» WHAT THE TASK ASKS:
Please swap every "chevron-down-icon" in the records below for "caret-down-icon" and reproduce the lines with no other changes.

» SUPPLIED ENTRIES:
[start]

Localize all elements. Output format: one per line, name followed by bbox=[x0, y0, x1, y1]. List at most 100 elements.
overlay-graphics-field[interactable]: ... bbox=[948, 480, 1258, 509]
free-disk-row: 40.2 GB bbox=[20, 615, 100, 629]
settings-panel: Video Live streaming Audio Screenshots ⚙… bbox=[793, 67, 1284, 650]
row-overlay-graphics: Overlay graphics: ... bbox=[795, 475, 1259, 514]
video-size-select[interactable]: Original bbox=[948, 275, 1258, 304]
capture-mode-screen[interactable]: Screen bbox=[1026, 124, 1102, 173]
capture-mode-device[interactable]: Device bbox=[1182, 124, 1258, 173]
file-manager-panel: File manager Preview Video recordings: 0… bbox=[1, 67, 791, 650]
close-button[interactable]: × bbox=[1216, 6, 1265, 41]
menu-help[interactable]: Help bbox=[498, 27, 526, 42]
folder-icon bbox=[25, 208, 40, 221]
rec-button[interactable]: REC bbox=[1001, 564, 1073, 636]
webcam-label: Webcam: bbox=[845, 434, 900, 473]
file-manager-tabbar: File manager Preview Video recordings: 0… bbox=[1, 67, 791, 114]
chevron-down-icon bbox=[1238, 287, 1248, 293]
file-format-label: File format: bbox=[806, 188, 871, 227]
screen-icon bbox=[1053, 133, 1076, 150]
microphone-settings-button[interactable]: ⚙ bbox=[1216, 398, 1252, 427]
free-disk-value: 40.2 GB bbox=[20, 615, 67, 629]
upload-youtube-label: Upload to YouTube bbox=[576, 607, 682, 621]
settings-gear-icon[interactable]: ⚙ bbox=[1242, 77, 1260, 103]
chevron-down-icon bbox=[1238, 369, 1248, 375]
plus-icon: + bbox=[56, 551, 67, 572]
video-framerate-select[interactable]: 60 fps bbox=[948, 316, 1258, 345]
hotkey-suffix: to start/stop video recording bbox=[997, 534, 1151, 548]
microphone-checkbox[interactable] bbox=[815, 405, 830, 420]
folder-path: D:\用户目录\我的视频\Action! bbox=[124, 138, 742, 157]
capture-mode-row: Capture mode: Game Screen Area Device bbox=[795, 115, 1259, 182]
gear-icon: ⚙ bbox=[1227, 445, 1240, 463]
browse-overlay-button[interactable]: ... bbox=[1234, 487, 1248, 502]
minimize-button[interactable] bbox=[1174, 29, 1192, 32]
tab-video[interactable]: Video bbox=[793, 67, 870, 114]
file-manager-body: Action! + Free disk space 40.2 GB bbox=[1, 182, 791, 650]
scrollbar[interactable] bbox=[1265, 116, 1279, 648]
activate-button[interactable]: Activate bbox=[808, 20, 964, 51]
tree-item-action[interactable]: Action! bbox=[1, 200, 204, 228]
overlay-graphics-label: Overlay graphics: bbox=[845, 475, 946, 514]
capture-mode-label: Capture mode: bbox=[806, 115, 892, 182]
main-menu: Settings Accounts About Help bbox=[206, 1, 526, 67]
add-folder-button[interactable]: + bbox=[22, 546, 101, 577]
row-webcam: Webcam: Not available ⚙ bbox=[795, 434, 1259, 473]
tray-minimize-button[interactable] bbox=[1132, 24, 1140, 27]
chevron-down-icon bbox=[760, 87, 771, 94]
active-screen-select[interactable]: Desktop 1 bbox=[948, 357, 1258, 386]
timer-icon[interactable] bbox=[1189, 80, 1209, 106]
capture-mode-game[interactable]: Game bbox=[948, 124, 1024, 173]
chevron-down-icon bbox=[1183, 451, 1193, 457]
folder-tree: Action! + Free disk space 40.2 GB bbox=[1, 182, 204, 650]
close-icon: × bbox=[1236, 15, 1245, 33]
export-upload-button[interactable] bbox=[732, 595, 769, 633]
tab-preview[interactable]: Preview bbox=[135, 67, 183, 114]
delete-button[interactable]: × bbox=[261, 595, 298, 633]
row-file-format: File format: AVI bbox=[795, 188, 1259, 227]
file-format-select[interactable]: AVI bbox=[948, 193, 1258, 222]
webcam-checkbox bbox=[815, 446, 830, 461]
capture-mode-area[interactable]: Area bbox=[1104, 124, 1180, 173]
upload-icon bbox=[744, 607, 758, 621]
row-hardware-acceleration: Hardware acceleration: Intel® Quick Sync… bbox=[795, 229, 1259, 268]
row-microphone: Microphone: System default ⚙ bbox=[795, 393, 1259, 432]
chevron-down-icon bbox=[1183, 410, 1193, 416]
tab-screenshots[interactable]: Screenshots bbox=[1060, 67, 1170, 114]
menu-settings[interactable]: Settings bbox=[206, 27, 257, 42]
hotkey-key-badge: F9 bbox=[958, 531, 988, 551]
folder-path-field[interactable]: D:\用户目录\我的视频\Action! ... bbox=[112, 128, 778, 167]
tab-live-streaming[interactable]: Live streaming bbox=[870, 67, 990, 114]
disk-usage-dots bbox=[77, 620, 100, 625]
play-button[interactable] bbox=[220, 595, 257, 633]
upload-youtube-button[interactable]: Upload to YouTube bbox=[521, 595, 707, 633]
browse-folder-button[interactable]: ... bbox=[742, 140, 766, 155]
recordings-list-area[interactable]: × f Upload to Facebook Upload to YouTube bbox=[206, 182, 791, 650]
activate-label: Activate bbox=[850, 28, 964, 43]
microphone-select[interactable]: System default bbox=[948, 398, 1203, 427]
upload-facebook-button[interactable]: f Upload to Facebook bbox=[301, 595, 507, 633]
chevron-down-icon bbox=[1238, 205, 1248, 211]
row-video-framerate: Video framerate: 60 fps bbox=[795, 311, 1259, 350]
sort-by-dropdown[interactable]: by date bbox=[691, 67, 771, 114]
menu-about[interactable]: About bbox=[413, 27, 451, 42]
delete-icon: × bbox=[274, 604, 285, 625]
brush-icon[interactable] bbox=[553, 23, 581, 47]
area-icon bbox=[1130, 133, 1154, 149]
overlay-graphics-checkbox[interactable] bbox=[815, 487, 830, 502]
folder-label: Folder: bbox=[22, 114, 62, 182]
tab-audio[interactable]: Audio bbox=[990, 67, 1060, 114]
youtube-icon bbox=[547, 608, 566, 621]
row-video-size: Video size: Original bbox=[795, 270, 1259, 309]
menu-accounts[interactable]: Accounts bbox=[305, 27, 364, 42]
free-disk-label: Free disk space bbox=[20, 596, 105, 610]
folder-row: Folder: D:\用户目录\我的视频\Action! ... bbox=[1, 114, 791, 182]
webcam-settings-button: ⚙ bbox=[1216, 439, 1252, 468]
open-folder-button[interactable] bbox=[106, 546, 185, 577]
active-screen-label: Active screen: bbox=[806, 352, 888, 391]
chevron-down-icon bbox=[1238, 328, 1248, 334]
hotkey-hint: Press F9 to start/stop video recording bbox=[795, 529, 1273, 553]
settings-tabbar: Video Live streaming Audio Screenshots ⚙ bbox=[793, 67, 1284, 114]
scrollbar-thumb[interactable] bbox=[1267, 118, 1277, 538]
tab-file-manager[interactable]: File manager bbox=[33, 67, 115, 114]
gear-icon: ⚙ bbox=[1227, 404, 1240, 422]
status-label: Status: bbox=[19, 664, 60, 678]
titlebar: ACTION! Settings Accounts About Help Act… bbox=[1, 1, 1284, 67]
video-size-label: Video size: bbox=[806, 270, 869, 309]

[end]

» RESPONSE:
Localize all elements. Output format: one per line, name followed by bbox=[x0, y0, x1, y1]. List at most 100 elements.
overlay-graphics-field[interactable]: ... bbox=[948, 480, 1258, 509]
free-disk-row: 40.2 GB bbox=[20, 615, 100, 629]
settings-panel: Video Live streaming Audio Screenshots ⚙… bbox=[793, 67, 1284, 650]
row-overlay-graphics: Overlay graphics: ... bbox=[795, 475, 1259, 514]
video-size-select[interactable]: Original bbox=[948, 275, 1258, 304]
capture-mode-screen[interactable]: Screen bbox=[1026, 124, 1102, 173]
capture-mode-device[interactable]: Device bbox=[1182, 124, 1258, 173]
file-manager-panel: File manager Preview Video recordings: 0… bbox=[1, 67, 791, 650]
close-button[interactable]: × bbox=[1216, 6, 1265, 41]
menu-help[interactable]: Help bbox=[498, 27, 526, 42]
folder-icon bbox=[25, 208, 40, 221]
rec-button[interactable]: REC bbox=[1001, 564, 1073, 636]
webcam-label: Webcam: bbox=[845, 434, 900, 473]
file-manager-tabbar: File manager Preview Video recordings: 0… bbox=[1, 67, 791, 114]
caret-down-icon bbox=[1238, 287, 1248, 293]
file-format-label: File format: bbox=[806, 188, 871, 227]
screen-icon bbox=[1053, 133, 1076, 150]
microphone-settings-button[interactable]: ⚙ bbox=[1216, 398, 1252, 427]
free-disk-value: 40.2 GB bbox=[20, 615, 67, 629]
upload-youtube-label: Upload to YouTube bbox=[576, 607, 682, 621]
settings-gear-icon[interactable]: ⚙ bbox=[1242, 77, 1260, 103]
caret-down-icon bbox=[1238, 369, 1248, 375]
plus-icon: + bbox=[56, 551, 67, 572]
video-framerate-select[interactable]: 60 fps bbox=[948, 316, 1258, 345]
hotkey-suffix: to start/stop video recording bbox=[997, 534, 1151, 548]
microphone-checkbox[interactable] bbox=[815, 405, 830, 420]
folder-path: D:\用户目录\我的视频\Action! bbox=[124, 138, 742, 157]
capture-mode-row: Capture mode: Game Screen Area Device bbox=[795, 115, 1259, 182]
gear-icon: ⚙ bbox=[1227, 445, 1240, 463]
browse-overlay-button[interactable]: ... bbox=[1234, 487, 1248, 502]
minimize-button[interactable] bbox=[1174, 29, 1192, 32]
tab-video[interactable]: Video bbox=[793, 67, 870, 114]
file-manager-body: Action! + Free disk space 40.2 GB bbox=[1, 182, 791, 650]
scrollbar[interactable] bbox=[1265, 116, 1279, 648]
activate-button[interactable]: Activate bbox=[808, 20, 964, 51]
tree-item-action[interactable]: Action! bbox=[1, 200, 204, 228]
overlay-graphics-label: Overlay graphics: bbox=[845, 475, 946, 514]
capture-mode-label: Capture mode: bbox=[806, 115, 892, 182]
main-menu: Settings Accounts About Help bbox=[206, 1, 526, 67]
add-folder-button[interactable]: + bbox=[22, 546, 101, 577]
row-webcam: Webcam: Not available ⚙ bbox=[795, 434, 1259, 473]
tray-minimize-button[interactable] bbox=[1132, 24, 1140, 27]
caret-down-icon bbox=[760, 87, 771, 94]
active-screen-select[interactable]: Desktop 1 bbox=[948, 357, 1258, 386]
timer-icon[interactable] bbox=[1189, 80, 1209, 106]
capture-mode-game[interactable]: Game bbox=[948, 124, 1024, 173]
caret-down-icon bbox=[1183, 451, 1193, 457]
folder-tree: Action! + Free disk space 40.2 GB bbox=[1, 182, 204, 650]
close-icon: × bbox=[1236, 15, 1245, 33]
export-upload-button[interactable] bbox=[732, 595, 769, 633]
tab-preview[interactable]: Preview bbox=[135, 67, 183, 114]
delete-button[interactable]: × bbox=[261, 595, 298, 633]
row-file-format: File format: AVI bbox=[795, 188, 1259, 227]
file-format-select[interactable]: AVI bbox=[948, 193, 1258, 222]
webcam-checkbox bbox=[815, 446, 830, 461]
capture-mode-area[interactable]: Area bbox=[1104, 124, 1180, 173]
upload-icon bbox=[744, 607, 758, 621]
row-hardware-acceleration: Hardware acceleration: Intel® Quick Sync… bbox=[795, 229, 1259, 268]
row-microphone: Microphone: System default ⚙ bbox=[795, 393, 1259, 432]
caret-down-icon bbox=[1183, 410, 1193, 416]
tab-screenshots[interactable]: Screenshots bbox=[1060, 67, 1170, 114]
menu-settings[interactable]: Settings bbox=[206, 27, 257, 42]
hotkey-key-badge: F9 bbox=[958, 531, 988, 551]
folder-path-field[interactable]: D:\用户目录\我的视频\Action! ... bbox=[112, 128, 778, 167]
tab-live-streaming[interactable]: Live streaming bbox=[870, 67, 990, 114]
disk-usage-dots bbox=[77, 620, 100, 625]
play-button[interactable] bbox=[220, 595, 257, 633]
upload-youtube-button[interactable]: Upload to YouTube bbox=[521, 595, 707, 633]
browse-folder-button[interactable]: ... bbox=[742, 140, 766, 155]
recordings-list-area[interactable]: × f Upload to Facebook Upload to YouTube bbox=[206, 182, 791, 650]
activate-label: Activate bbox=[850, 28, 964, 43]
microphone-select[interactable]: System default bbox=[948, 398, 1203, 427]
upload-facebook-button[interactable]: f Upload to Facebook bbox=[301, 595, 507, 633]
caret-down-icon bbox=[1238, 205, 1248, 211]
row-video-framerate: Video framerate: 60 fps bbox=[795, 311, 1259, 350]
sort-by-dropdown[interactable]: by date bbox=[691, 67, 771, 114]
menu-about[interactable]: About bbox=[413, 27, 451, 42]
delete-icon: × bbox=[274, 604, 285, 625]
brush-icon[interactable] bbox=[553, 23, 581, 47]
area-icon bbox=[1130, 133, 1154, 149]
overlay-graphics-checkbox[interactable] bbox=[815, 487, 830, 502]
folder-label: Folder: bbox=[22, 114, 62, 182]
tab-audio[interactable]: Audio bbox=[990, 67, 1060, 114]
youtube-icon bbox=[547, 608, 566, 621]
row-video-size: Video size: Original bbox=[795, 270, 1259, 309]
menu-accounts[interactable]: Accounts bbox=[305, 27, 364, 42]
free-disk-label: Free disk space bbox=[20, 596, 105, 610]
folder-row: Folder: D:\用户目录\我的视频\Action! ... bbox=[1, 114, 791, 182]
webcam-settings-button: ⚙ bbox=[1216, 439, 1252, 468]
open-folder-button[interactable] bbox=[106, 546, 185, 577]
active-screen-label: Active screen: bbox=[806, 352, 888, 391]
caret-down-icon bbox=[1238, 328, 1248, 334]
hotkey-hint: Press F9 to start/stop video recording bbox=[795, 529, 1273, 553]
settings-tabbar: Video Live streaming Audio Screenshots ⚙ bbox=[793, 67, 1284, 114]
scrollbar-thumb[interactable] bbox=[1267, 118, 1277, 538]
tab-file-manager[interactable]: File manager bbox=[33, 67, 115, 114]
gear-icon: ⚙ bbox=[1227, 404, 1240, 422]
status-label: Status: bbox=[19, 664, 60, 678]
titlebar: ACTION! Settings Accounts About Help Act… bbox=[1, 1, 1284, 67]
video-size-label: Video size: bbox=[806, 270, 869, 309]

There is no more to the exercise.